━━━━━ Passage provided

Now, once the means of generating a good spark have been handled, it's up to the plug to produce a strong spark. Just for the record, in 99 cases out of 100, the easier it is to fire the plug, the less energy is dissipated in the working part of the spark in the gap. If you want to produce a big healthy spark, then big, healthy gaps are the way to go.
But big gaps have a much higher initial resistance, so to avoid somewhere elsewhere instead of across the plug gap, cables with above-average insulation are needed. In some of my engines, I have used gaps as large as 0.070 inch to good effect, but that takes getting everything just right, For most purposes, 0.050 to 0.055 is likely to be less problematic and will almost certainly realize 95 percent of the improvement possible.

━━━━━━━━━━

Copy everything in the passage on spark plug gaps from "Now, once the" down to "the way to go.", word for word.

━━━━━ Material

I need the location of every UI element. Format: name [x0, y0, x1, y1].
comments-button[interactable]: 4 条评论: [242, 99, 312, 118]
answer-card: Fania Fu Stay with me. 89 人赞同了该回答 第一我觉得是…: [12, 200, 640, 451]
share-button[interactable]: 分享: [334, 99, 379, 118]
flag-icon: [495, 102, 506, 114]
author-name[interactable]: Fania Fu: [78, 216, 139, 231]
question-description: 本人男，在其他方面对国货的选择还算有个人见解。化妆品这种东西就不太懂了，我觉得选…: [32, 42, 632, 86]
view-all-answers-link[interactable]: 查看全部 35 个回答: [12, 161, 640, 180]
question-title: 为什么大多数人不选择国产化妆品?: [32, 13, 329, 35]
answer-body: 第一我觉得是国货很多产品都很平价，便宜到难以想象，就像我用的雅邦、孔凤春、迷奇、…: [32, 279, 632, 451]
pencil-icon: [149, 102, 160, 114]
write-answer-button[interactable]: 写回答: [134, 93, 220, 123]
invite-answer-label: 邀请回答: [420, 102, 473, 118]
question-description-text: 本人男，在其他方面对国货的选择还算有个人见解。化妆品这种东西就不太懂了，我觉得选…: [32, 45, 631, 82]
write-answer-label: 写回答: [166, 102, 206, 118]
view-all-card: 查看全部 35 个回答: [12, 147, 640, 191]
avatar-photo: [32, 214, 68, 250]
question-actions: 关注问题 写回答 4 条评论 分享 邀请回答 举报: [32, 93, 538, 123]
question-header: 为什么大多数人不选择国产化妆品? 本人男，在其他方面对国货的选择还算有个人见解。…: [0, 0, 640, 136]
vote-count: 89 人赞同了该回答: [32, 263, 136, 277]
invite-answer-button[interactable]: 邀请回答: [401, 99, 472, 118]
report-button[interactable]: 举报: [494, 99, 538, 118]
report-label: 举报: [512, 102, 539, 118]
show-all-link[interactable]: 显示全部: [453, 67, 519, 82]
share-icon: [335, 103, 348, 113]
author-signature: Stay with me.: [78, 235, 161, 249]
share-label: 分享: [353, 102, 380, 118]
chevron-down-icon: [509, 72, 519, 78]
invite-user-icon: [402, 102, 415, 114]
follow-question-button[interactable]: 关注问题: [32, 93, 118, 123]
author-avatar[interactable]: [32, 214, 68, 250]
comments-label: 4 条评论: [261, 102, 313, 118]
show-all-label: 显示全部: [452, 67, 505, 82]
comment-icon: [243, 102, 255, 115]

━━━━━━━━━━

Reply to the task:
Now, once the means of generating a good spark have been handled, it's up to the plug to produce a strong spark. Just for the record, in 99 cases out of 100, the easier it is to fire the plug, the less energy is dissipated in the working part of the spark in the gap. If you want to produce a big healthy spark, then big, healthy gaps are the way to go.